TASK GOAL: Output the data word for word, dropping every image.

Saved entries
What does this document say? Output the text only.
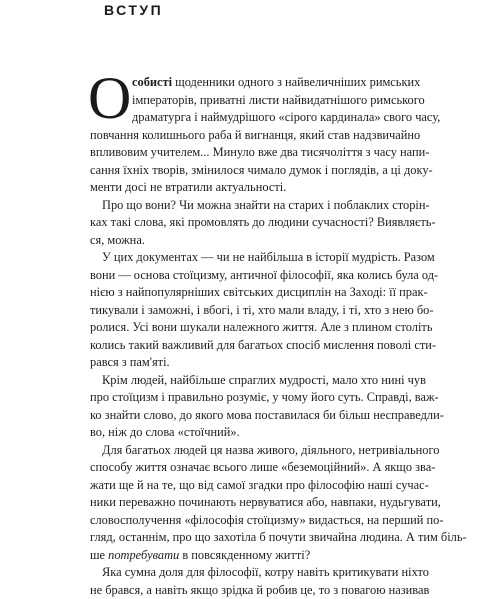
ВСТУП
О собисті щоденники одного з найвеличніших римських
імператорів, приватні листи найвидатнішого римського
драматурга і наймудрішого «сірого кардинала» свого часу,
повчання колишнього раба й вигнанця, який став надзвичайно
впливовим учителем... Минуло вже два тисячоліття з часу напи-
сання їхніх творів, змінилося чимало думок і поглядів, а ці доку-
менти досі не втратили актуальності.
Про що вони? Чи можна знайти на старих і поблаклих сторін-
ках такі слова, які промовлять до людини сучасності? Виявляєть-
ся, можна.
У цих документах — чи не найбільша в історії мудрість. Разом
вони — основа стоїцизму, античної філософії, яка колись була од-
нією з найпопулярніших світських дисциплін на Заході: її прак-
тикували і заможні, і вбогі, і ті, хто мали владу, і ті, хто з нею бо-
ролися. Усі вони шукали належного життя. Але з плином століть
колись такий важливий для багатьох спосіб мислення поволі сти-
рався з пам'яті.
Крім людей, найбільше спраглих мудрості, мало хто нині чув
про стоїцизм і правильно розуміє, у чому його суть. Справді, важ-
ко знайти слово, до якого мова поставилася би більш несправедли-
во, ніж до слова «стоїчний».
Для багатьох людей ця назва живого, діяльного, нетривіального
способу життя означає всього лише «беземоційний». А якщо зва-
жати ще й на те, що від самої згадки про філософію наші сучас-
ники переважно починають нервуватися або, навпаки, нудьгувати,
словосполучення «філософія стоїцизму» видасться, на перший по-
гляд, останнім, про що захотіла б почути звичайна людина. А тим біль-
ше потребувати в повсякденному житті?
Яка сумна доля для філософії, котру навіть критикувати ніхто
не брався, а навіть якщо зрідка й робив це, то з повагою називав
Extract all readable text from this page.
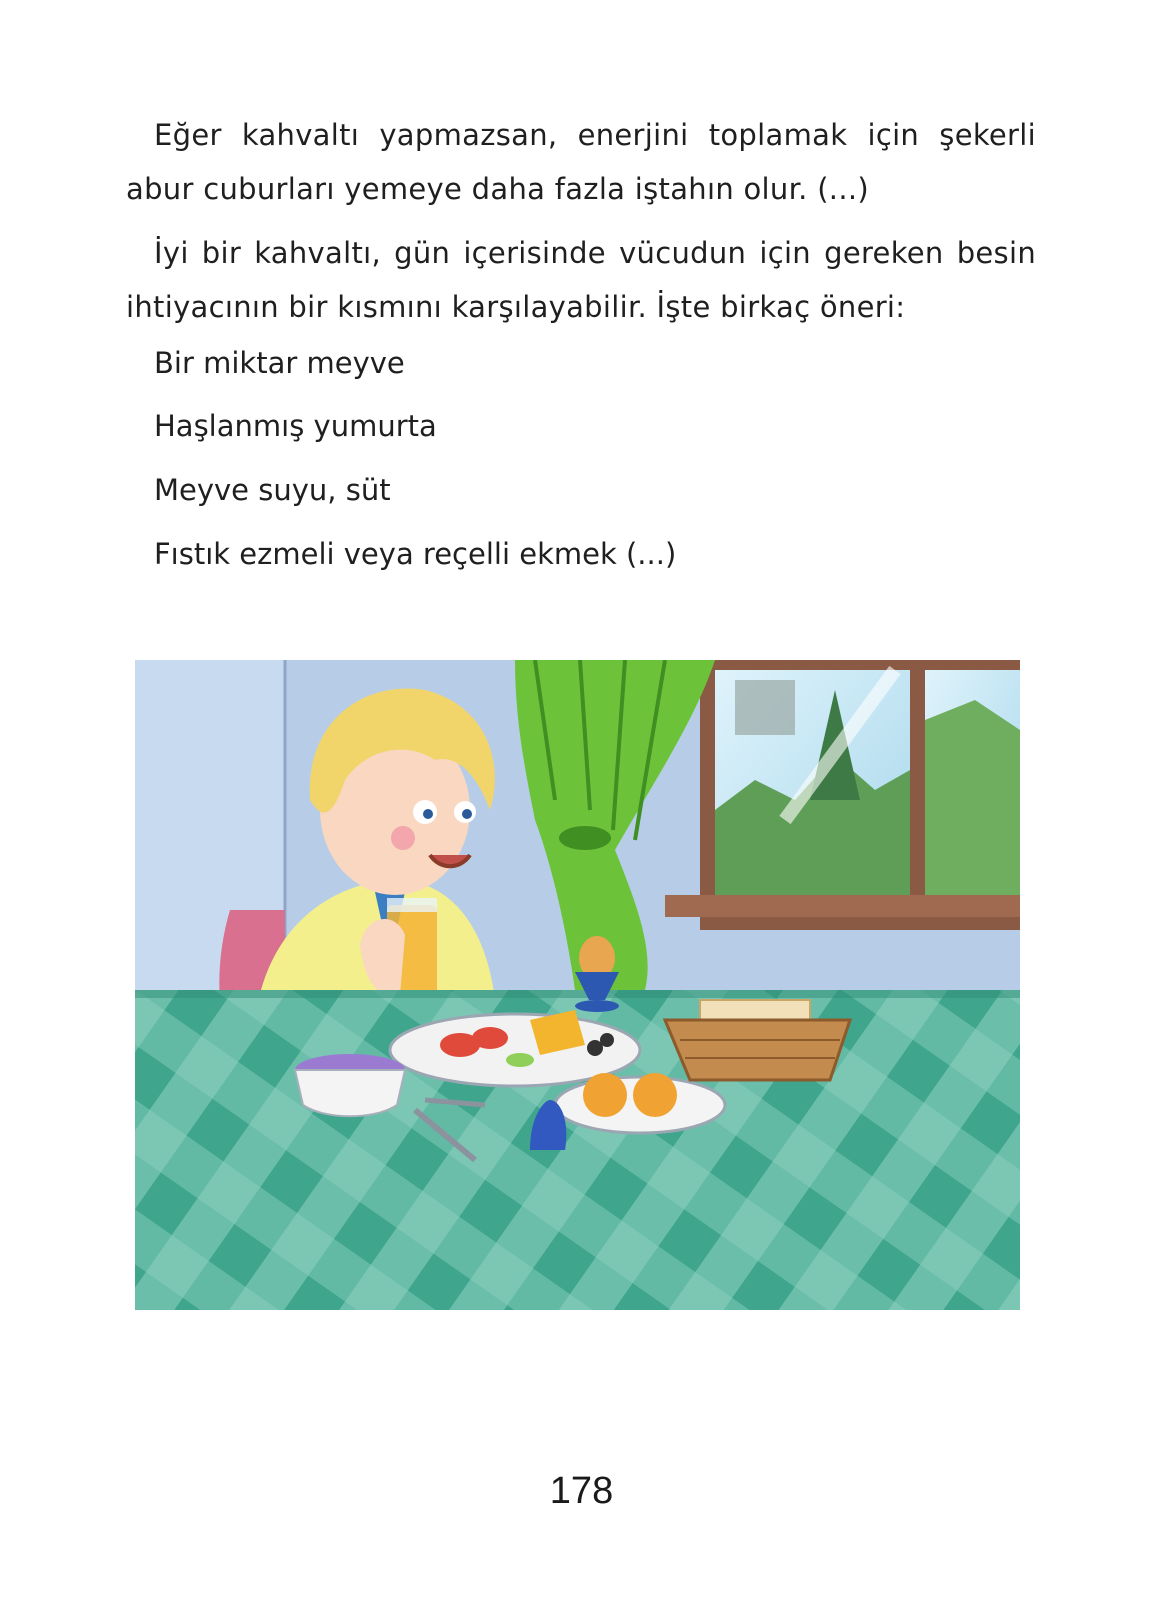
Eğer kahvaltı yapmazsan, enerjini toplamak için şekerli abur cuburları yemeye daha fazla iştahın olur. (...)

İyi bir kahvaltı, gün içerisinde vücudun için gereken besin ihtiyacının bir kısmını karşılayabilir. İşte birkaç öneri:

Bir miktar meyve
Haşlanmış yumurta
Meyve suyu, süt
Fıstık ezmeli veya reçelli ekmek (...)
178
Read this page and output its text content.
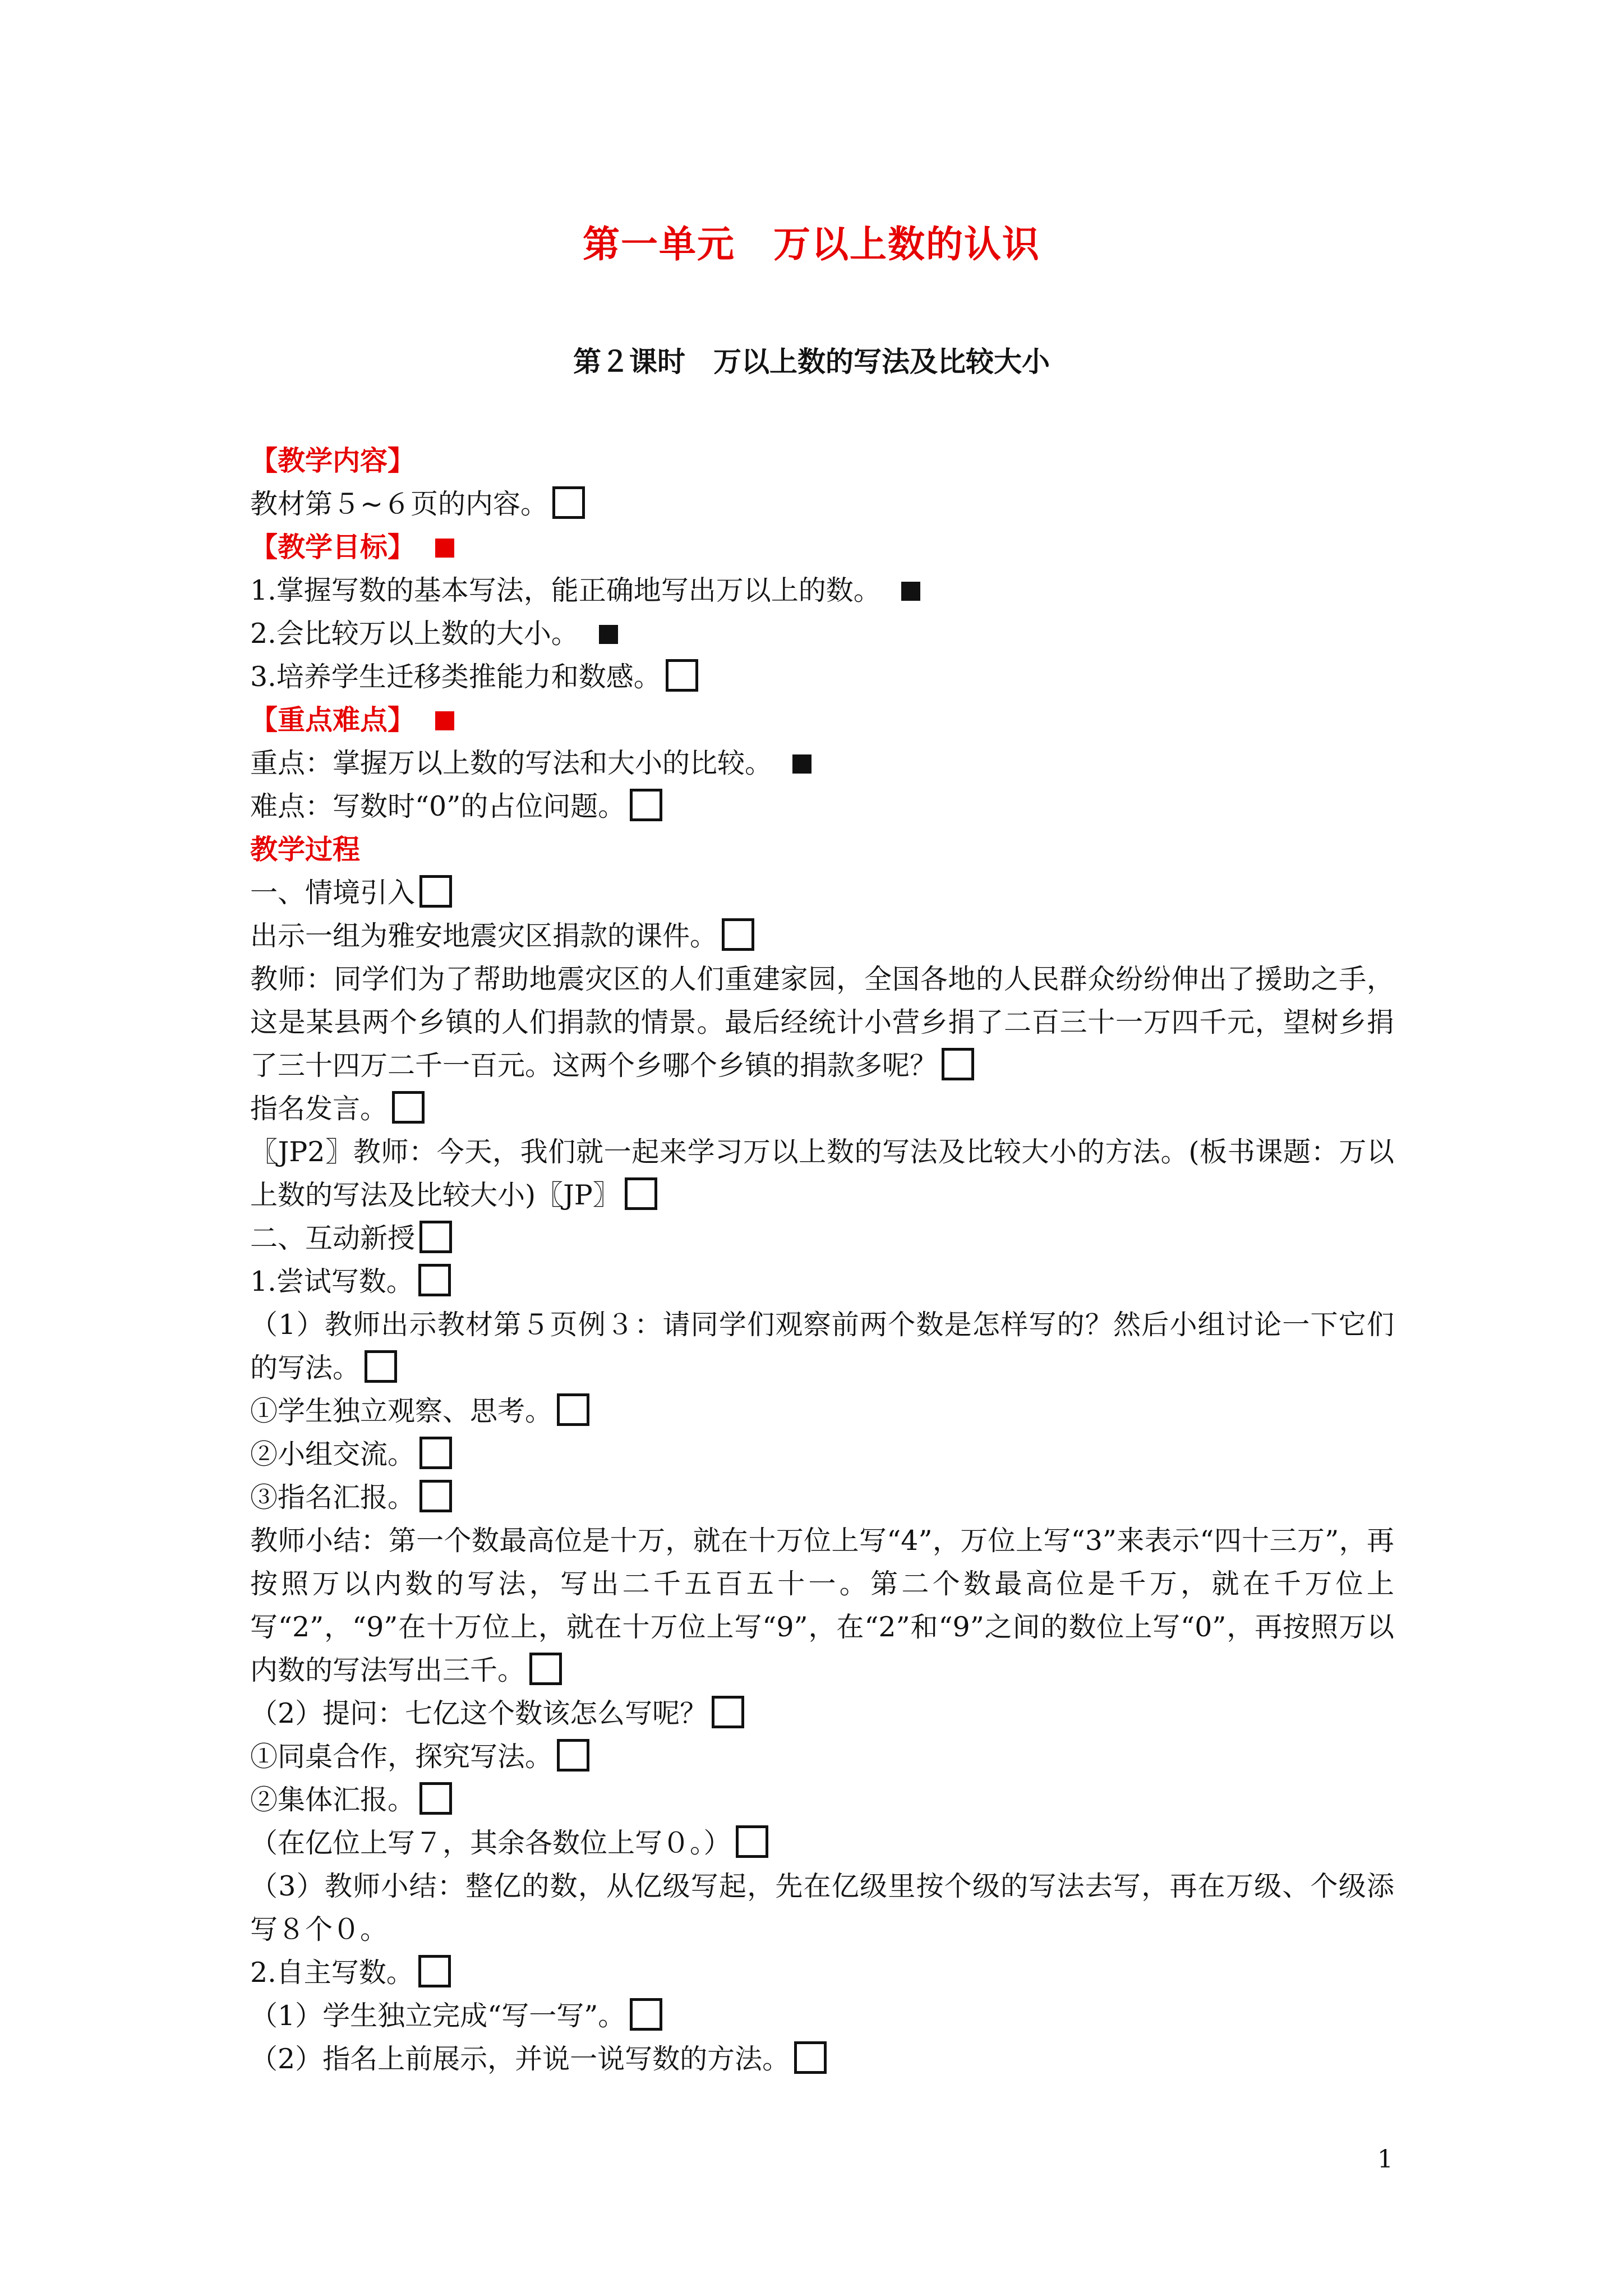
第一单元　万以上数的认识
第２课时　万以上数的写法及比较大小
【教学内容】
教材第５~６页的内容。
【教学目标】
1.掌握写数的基本写法，能正确地写出万以上的数。
2.会比较万以上数的大小。
3.培养学生迁移类推能力和数感。
【重点难点】
重点：掌握万以上数的写法和大小的比较。
难点：写数时“0”的占位问题。
教学过程
一、情境引入
出示一组为雅安地震灾区捐款的课件。
教师：同学们为了帮助地震灾区的人们重建家园，全国各地的人民群众纷纷伸出了援助之手，这是某县两个乡镇的人们捐款的情景。最后经统计小营乡捐了二百三十一万四千元，望树乡捐了三十四万二千一百元。这两个乡哪个乡镇的捐款多呢？
指名发言。
〖JP2〗教师：今天，我们就一起来学习万以上数的写法及比较大小的方法。(板书课题：万以上数的写法及比较大小)〖JP〗
二、互动新授
1.尝试写数。
（1）教师出示教材第５页例３：请同学们观察前两个数是怎样写的？然后小组讨论一下它们的写法。
①学生独立观察、思考。
②小组交流。
③指名汇报。
教师小结：第一个数最高位是十万，就在十万位上写“4”，万位上写“3”来表示“四十三万”，再按照万以内数的写法，写出二千五百五十一。第二个数最高位是千万，就在千万位上写“2”，“9”在十万位上，就在十万位上写“9”，在“2”和“9”之间的数位上写“0”，再按照万以内数的写法写出三千。
（2）提问：七亿这个数该怎么写呢？
①同桌合作，探究写法。
②集体汇报。
（在亿位上写７，其余各数位上写０。）
（3）教师小结：整亿的数，从亿级写起，先在亿级里按个级的写法去写，再在万级、个级添写８个０。
2.自主写数。
（1）学生独立完成“写一写”。
（2）指名上前展示，并说一说写数的方法。
1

WRITTEN REPLY:
What does this document say? Output the text only.
ВСТУП
О собисті щоденники одного з найвеличніших римських
імператорів, приватні листи найвидатнішого римського
драматурга і наймудрішого «сірого кардинала» свого часу,
повчання колишнього раба й вигнанця, який став надзвичайно
впливовим учителем... Минуло вже два тисячоліття з часу напи-
сання їхніх творів, змінилося чимало думок і поглядів, а ці доку-
менти досі не втратили актуальності.
Про що вони? Чи можна знайти на старих і поблаклих сторін-
ках такі слова, які промовлять до людини сучасності? Виявляєть-
ся, можна.
У цих документах — чи не найбільша в історії мудрість. Разом
вони — основа стоїцизму, античної філософії, яка колись була од-
нією з найпопулярніших світських дисциплін на Заході: її прак-
тикували і заможні, і вбогі, і ті, хто мали владу, і ті, хто з нею бо-
ролися. Усі вони шукали належного життя. Але з плином століть
колись такий важливий для багатьох спосіб мислення поволі сти-
рався з пам'яті.
Крім людей, найбільше спраглих мудрості, мало хто нині чув
про стоїцизм і правильно розуміє, у чому його суть. Справді, важ-
ко знайти слово, до якого мова поставилася би більш несправедли-
во, ніж до слова «стоїчний».
Для багатьох людей ця назва живого, діяльного, нетривіального
способу життя означає всього лише «беземоційний». А якщо зва-
жати ще й на те, що від самої згадки про філософію наші сучас-
ники переважно починають нервуватися або, навпаки, нудьгувати,
словосполучення «філософія стоїцизму» видасться, на перший по-
гляд, останнім, про що захотіла б почути звичайна людина. А тим біль-
ше потребувати в повсякденному житті?
Яка сумна доля для філософії, котру навіть критикувати ніхто
не брався, а навіть якщо зрідка й робив це, то з повагою називав
Extract all readable text from this page.
Eğer kahvaltı yapmazsan, enerjini toplamak için şekerli abur cuburları yemeye daha fazla iştahın olur. (...)

İyi bir kahvaltı, gün içerisinde vücudun için gereken besin ihtiyacının bir kısmını karşılayabilir. İşte birkaç öneri:

Bir miktar meyve
Haşlanmış yumurta
Meyve suyu, süt
Fıstık ezmeli veya reçelli ekmek (...)
178
Read this page and output its text content.
第一单元　万以上数的认识
第２课时　万以上数的写法及比较大小
【教学内容】
教材第５~６页的内容。
【教学目标】
1.掌握写数的基本写法，能正确地写出万以上的数。
2.会比较万以上数的大小。
3.培养学生迁移类推能力和数感。
【重点难点】
重点：掌握万以上数的写法和大小的比较。
难点：写数时“0”的占位问题。
教学过程
一、情境引入
出示一组为雅安地震灾区捐款的课件。
教师：同学们为了帮助地震灾区的人们重建家园，全国各地的人民群众纷纷伸出了援助之手，这是某县两个乡镇的人们捐款的情景。最后经统计小营乡捐了二百三十一万四千元，望树乡捐了三十四万二千一百元。这两个乡哪个乡镇的捐款多呢？
指名发言。
〖JP2〗教师：今天，我们就一起来学习万以上数的写法及比较大小的方法。(板书课题：万以上数的写法及比较大小)〖JP〗
二、互动新授
1.尝试写数。
（1）教师出示教材第５页例３：请同学们观察前两个数是怎样写的？然后小组讨论一下它们的写法。
①学生独立观察、思考。
②小组交流。
③指名汇报。
教师小结：第一个数最高位是十万，就在十万位上写“4”，万位上写“3”来表示“四十三万”，再按照万以内数的写法，写出二千五百五十一。第二个数最高位是千万，就在千万位上写“2”，“9”在十万位上，就在十万位上写“9”，在“2”和“9”之间的数位上写“0”，再按照万以内数的写法写出三千。
（2）提问：七亿这个数该怎么写呢？
①同桌合作，探究写法。
②集体汇报。
（在亿位上写７，其余各数位上写０。）
（3）教师小结：整亿的数，从亿级写起，先在亿级里按个级的写法去写，再在万级、个级添写８个０。
2.自主写数。
（1）学生独立完成“写一写”。
（2）指名上前展示，并说一说写数的方法。
1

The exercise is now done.